-- Prompt --
Go through the lines below. Copy those with "JSON".

(Dataset rows about figures)
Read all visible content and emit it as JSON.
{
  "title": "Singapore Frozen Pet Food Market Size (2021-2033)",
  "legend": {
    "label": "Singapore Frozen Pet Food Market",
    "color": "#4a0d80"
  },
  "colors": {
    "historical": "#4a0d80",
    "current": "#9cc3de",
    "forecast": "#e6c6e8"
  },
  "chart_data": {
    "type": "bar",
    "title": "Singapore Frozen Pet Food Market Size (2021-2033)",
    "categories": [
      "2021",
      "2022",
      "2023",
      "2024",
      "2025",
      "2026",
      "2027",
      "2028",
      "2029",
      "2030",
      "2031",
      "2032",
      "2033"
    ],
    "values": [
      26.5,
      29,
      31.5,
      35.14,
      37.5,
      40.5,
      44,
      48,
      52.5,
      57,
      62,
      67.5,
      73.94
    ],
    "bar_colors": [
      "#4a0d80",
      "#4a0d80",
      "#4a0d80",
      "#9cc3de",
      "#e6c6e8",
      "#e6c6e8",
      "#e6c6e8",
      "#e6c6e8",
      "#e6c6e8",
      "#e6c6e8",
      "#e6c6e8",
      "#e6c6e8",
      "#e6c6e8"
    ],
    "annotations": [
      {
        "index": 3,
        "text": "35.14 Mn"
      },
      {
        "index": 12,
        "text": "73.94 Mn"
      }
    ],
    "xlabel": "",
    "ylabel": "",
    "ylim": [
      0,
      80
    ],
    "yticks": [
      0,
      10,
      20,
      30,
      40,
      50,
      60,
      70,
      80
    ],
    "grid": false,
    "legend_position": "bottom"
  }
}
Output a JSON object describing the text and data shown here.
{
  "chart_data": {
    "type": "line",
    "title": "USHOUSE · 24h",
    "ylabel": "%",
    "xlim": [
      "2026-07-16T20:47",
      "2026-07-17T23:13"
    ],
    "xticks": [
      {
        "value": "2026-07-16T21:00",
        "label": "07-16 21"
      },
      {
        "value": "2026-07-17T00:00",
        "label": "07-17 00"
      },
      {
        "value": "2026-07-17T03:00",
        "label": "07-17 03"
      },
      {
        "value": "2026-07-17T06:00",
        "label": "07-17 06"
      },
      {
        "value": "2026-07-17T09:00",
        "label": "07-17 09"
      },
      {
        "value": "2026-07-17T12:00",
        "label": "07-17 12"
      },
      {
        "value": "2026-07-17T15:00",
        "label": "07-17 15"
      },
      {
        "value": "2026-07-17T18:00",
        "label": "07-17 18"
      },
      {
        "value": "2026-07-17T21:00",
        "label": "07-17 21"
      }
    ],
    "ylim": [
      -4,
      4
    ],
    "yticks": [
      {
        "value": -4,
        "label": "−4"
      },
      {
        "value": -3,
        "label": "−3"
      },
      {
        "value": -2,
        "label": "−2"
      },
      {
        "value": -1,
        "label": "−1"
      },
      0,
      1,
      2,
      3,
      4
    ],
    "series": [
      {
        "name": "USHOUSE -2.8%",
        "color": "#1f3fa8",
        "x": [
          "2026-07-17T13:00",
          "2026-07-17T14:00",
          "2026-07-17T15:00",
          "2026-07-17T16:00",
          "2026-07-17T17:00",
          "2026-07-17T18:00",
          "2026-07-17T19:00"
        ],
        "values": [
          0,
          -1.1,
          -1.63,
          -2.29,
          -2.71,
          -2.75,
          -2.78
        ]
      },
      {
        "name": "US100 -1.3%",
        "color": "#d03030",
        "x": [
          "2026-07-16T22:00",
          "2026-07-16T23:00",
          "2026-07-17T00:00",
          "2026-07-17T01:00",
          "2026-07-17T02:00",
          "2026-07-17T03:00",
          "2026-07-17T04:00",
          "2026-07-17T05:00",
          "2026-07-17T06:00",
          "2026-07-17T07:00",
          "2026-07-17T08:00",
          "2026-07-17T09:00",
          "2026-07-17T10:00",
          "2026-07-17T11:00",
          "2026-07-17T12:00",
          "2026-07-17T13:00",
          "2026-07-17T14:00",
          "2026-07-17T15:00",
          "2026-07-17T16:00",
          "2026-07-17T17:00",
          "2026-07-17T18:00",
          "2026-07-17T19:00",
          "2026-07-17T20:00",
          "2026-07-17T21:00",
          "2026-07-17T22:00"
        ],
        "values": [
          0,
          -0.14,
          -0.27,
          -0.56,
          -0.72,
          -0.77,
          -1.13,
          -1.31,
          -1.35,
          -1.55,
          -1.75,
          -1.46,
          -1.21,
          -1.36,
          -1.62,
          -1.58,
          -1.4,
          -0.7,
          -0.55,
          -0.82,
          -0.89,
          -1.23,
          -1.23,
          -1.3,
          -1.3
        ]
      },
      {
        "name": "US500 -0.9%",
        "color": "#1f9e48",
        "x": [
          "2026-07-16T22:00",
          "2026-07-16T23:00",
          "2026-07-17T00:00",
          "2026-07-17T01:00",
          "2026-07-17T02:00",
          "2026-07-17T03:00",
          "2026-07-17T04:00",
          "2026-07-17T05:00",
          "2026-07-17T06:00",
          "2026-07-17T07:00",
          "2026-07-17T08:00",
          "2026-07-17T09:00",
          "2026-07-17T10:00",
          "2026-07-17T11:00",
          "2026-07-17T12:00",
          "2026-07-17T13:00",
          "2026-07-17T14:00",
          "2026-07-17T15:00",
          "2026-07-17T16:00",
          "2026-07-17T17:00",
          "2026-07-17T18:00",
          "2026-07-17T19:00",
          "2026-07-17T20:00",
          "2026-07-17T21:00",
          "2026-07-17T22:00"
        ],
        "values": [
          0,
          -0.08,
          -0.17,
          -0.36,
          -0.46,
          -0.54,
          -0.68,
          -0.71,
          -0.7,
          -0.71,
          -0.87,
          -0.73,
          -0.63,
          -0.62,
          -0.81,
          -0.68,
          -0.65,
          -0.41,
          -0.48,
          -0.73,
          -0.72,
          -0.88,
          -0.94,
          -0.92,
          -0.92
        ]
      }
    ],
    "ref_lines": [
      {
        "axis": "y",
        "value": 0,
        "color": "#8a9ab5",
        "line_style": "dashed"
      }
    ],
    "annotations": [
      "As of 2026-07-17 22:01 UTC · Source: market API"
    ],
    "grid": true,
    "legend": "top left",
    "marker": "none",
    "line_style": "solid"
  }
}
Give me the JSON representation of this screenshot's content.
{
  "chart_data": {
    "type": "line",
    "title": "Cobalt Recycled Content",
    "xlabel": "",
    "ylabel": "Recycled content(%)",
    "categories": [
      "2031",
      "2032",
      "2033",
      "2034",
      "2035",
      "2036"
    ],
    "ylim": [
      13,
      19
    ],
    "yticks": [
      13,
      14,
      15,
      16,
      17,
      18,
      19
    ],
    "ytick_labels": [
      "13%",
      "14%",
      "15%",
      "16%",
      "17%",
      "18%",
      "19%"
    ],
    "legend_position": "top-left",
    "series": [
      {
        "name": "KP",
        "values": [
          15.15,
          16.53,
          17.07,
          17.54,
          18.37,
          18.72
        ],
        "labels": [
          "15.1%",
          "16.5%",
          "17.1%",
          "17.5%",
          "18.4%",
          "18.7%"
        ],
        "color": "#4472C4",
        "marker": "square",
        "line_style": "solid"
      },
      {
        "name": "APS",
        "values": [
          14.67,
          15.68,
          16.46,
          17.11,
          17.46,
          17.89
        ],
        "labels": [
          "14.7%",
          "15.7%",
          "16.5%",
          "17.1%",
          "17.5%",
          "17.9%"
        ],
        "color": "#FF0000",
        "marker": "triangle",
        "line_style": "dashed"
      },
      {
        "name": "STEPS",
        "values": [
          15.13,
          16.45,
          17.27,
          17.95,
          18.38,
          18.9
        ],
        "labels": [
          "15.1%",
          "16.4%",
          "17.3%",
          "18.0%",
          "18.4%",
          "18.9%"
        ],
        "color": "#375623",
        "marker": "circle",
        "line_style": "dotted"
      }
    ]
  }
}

-- Answer for this exercise --
Read all visible content and emit it as JSON.
Output a JSON object describing the text and data shown here.
Give me the JSON representation of this screenshot's content.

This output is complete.